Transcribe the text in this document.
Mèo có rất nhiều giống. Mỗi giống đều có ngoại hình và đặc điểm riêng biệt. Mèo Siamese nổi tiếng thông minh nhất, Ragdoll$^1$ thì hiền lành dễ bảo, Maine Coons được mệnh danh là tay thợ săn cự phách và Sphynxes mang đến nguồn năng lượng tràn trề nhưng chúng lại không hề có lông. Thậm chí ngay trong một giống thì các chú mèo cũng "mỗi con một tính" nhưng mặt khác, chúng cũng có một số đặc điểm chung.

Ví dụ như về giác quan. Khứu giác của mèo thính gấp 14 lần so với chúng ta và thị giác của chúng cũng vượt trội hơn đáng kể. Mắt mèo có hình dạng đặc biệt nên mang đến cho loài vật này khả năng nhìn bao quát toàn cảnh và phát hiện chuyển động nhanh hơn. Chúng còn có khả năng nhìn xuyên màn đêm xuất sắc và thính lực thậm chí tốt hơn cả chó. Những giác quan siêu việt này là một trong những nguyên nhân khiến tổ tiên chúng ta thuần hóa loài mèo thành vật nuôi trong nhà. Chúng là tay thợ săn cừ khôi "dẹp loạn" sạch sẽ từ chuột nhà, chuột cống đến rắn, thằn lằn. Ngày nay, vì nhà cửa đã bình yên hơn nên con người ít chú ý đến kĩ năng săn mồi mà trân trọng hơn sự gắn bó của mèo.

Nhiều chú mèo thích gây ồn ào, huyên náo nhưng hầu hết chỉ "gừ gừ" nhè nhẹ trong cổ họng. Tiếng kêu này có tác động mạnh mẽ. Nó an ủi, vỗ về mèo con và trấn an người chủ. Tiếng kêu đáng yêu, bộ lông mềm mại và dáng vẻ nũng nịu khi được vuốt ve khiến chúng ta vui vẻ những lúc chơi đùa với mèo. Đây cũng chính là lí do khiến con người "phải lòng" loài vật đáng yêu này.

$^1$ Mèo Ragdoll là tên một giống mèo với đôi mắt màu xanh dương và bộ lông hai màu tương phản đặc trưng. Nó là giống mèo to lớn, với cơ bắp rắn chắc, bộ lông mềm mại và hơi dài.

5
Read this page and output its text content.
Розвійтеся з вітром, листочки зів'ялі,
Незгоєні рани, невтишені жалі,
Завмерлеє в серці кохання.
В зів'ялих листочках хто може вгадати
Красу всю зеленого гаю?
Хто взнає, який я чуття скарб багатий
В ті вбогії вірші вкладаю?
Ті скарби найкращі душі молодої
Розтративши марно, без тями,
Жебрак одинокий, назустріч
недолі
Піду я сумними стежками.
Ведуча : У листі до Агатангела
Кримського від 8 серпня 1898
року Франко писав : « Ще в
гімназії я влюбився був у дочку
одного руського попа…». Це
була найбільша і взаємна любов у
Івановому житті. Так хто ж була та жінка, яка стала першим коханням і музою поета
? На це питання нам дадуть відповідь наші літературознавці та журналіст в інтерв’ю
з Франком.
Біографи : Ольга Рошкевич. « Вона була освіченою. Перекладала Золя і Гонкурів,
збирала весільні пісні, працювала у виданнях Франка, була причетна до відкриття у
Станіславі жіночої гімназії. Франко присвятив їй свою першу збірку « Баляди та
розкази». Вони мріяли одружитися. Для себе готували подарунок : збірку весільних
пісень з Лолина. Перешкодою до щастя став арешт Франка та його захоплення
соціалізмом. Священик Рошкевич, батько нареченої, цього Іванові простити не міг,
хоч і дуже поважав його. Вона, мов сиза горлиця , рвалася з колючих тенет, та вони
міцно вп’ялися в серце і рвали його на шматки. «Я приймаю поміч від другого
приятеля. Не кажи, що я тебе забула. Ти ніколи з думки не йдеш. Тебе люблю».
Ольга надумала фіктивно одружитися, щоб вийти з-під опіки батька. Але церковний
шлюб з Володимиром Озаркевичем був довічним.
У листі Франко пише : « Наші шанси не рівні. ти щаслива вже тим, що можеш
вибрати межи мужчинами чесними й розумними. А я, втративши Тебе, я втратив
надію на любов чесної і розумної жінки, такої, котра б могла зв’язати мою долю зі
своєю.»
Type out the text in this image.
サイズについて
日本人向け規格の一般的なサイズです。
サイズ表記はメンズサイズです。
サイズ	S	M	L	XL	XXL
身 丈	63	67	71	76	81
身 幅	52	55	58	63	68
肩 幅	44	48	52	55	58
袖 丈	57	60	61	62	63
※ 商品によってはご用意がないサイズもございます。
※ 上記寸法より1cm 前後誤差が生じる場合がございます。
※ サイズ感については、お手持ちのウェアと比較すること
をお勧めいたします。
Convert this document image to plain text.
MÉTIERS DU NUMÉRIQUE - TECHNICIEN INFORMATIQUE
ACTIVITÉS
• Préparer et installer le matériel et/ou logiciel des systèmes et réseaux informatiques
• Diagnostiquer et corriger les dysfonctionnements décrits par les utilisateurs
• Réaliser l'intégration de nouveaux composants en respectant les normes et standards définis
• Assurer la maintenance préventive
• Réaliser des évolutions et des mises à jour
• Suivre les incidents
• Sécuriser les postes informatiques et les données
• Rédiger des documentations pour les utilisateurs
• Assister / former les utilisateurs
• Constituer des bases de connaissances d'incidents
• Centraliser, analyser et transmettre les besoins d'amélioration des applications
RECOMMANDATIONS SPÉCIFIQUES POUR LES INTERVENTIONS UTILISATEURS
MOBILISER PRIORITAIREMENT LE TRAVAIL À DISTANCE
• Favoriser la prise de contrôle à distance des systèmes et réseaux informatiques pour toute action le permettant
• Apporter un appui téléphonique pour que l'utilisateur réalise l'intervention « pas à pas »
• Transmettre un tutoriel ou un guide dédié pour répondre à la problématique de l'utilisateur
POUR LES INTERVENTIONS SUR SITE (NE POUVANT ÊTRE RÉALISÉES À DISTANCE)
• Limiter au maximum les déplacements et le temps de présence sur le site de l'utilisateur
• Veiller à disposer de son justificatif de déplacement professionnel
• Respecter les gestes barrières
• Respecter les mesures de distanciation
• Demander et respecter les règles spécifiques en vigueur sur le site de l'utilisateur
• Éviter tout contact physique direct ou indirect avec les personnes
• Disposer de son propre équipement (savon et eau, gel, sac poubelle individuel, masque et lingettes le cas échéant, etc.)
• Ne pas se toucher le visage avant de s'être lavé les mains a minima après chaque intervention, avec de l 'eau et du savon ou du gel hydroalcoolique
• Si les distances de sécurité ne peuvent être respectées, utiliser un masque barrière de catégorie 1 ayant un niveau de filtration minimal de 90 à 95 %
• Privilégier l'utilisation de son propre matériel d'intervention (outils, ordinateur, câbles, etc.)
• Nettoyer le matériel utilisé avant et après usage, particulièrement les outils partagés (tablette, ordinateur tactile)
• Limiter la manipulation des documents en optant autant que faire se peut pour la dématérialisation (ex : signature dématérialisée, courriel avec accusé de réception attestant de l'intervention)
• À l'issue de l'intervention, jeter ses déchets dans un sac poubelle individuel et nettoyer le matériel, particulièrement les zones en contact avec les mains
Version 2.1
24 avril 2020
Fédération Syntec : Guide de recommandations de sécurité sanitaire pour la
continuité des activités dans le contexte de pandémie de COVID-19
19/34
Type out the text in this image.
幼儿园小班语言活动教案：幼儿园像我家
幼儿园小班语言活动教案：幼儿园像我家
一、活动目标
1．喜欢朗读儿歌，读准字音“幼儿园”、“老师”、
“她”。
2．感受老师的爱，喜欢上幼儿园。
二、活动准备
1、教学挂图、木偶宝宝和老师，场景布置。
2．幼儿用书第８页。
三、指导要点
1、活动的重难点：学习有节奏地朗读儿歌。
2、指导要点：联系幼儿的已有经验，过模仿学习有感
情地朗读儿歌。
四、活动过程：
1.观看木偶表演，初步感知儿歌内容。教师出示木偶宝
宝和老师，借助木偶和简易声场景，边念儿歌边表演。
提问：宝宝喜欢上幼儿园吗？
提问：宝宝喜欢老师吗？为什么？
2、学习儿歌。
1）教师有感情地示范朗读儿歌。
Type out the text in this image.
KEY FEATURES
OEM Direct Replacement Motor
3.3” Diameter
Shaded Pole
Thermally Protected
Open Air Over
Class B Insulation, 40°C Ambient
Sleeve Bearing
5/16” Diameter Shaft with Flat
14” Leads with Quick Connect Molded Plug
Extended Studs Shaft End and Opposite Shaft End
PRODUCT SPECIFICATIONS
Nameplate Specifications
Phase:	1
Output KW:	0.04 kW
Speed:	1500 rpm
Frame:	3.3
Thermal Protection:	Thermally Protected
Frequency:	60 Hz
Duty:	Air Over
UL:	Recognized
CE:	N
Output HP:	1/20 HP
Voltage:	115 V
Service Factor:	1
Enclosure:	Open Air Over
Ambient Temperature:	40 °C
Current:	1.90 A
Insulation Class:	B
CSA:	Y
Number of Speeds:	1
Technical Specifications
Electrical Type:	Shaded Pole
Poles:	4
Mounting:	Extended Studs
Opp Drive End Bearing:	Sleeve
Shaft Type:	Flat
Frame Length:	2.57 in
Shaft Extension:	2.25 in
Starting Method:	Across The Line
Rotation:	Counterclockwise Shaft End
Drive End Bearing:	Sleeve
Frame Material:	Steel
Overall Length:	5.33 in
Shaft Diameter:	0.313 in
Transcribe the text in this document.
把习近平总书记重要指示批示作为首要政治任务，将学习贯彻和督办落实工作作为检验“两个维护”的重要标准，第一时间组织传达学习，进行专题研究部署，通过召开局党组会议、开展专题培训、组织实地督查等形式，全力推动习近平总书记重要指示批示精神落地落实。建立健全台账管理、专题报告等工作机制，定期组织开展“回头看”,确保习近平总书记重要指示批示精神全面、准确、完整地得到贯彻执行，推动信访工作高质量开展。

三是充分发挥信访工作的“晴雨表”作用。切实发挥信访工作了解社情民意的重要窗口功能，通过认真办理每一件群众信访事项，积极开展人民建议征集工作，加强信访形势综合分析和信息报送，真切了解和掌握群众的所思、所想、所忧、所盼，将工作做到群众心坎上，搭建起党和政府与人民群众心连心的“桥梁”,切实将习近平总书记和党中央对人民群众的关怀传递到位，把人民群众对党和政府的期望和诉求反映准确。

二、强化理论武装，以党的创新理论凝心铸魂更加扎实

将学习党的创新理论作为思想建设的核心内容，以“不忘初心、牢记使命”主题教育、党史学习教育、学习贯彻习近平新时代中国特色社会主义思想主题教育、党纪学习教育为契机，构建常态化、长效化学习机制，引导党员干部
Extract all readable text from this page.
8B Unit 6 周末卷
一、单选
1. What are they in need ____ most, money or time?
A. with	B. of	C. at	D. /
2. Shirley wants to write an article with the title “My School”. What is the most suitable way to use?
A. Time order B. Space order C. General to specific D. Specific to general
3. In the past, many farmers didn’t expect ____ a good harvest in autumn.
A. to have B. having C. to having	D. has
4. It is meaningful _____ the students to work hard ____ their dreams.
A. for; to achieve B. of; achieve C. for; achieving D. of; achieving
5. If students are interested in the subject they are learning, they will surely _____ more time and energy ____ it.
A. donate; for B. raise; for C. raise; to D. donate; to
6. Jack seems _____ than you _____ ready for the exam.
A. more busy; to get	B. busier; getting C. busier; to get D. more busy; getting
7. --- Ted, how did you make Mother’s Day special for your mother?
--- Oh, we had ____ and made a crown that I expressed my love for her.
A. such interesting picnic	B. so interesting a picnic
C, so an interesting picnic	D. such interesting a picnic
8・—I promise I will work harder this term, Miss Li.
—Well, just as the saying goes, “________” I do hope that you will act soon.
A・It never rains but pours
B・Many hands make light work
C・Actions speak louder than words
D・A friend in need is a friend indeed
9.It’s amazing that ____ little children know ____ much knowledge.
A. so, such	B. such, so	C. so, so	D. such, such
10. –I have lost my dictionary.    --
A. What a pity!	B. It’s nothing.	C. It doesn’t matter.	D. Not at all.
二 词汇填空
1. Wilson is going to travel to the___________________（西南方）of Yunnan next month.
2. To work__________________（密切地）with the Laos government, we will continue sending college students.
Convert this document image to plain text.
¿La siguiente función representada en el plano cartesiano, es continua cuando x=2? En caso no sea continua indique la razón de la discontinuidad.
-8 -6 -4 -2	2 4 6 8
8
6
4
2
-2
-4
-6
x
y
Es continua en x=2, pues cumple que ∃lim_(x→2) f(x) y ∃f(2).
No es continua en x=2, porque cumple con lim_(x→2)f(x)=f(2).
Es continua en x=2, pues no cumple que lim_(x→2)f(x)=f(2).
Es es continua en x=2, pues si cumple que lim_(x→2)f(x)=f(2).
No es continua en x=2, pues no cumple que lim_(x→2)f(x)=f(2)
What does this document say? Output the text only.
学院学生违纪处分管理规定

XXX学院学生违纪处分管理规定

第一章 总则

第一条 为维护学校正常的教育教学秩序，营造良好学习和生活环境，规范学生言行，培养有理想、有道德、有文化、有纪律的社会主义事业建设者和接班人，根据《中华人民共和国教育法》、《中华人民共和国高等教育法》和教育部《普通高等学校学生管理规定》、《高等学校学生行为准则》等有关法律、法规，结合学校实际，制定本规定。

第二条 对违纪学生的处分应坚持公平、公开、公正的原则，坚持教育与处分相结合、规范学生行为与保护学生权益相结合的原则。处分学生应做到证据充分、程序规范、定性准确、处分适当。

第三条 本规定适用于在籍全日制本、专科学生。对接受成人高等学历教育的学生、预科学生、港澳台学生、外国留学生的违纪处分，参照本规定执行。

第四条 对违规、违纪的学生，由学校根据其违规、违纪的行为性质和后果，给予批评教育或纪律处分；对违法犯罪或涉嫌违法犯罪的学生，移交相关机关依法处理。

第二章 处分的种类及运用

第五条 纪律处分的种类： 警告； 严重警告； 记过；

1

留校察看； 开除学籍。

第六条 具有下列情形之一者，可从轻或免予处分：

•••

Work to do: Copy out every line of the listing that includes the string "ordinateur".

Task solution:
• Privilégier l'utilisation de son propre matériel d'intervention (outils, ordinateur, câbles, etc.)
• Nettoyer le matériel utilisé avant et après usage, particulièrement les outils partagés (tablette, ordinateur tactile)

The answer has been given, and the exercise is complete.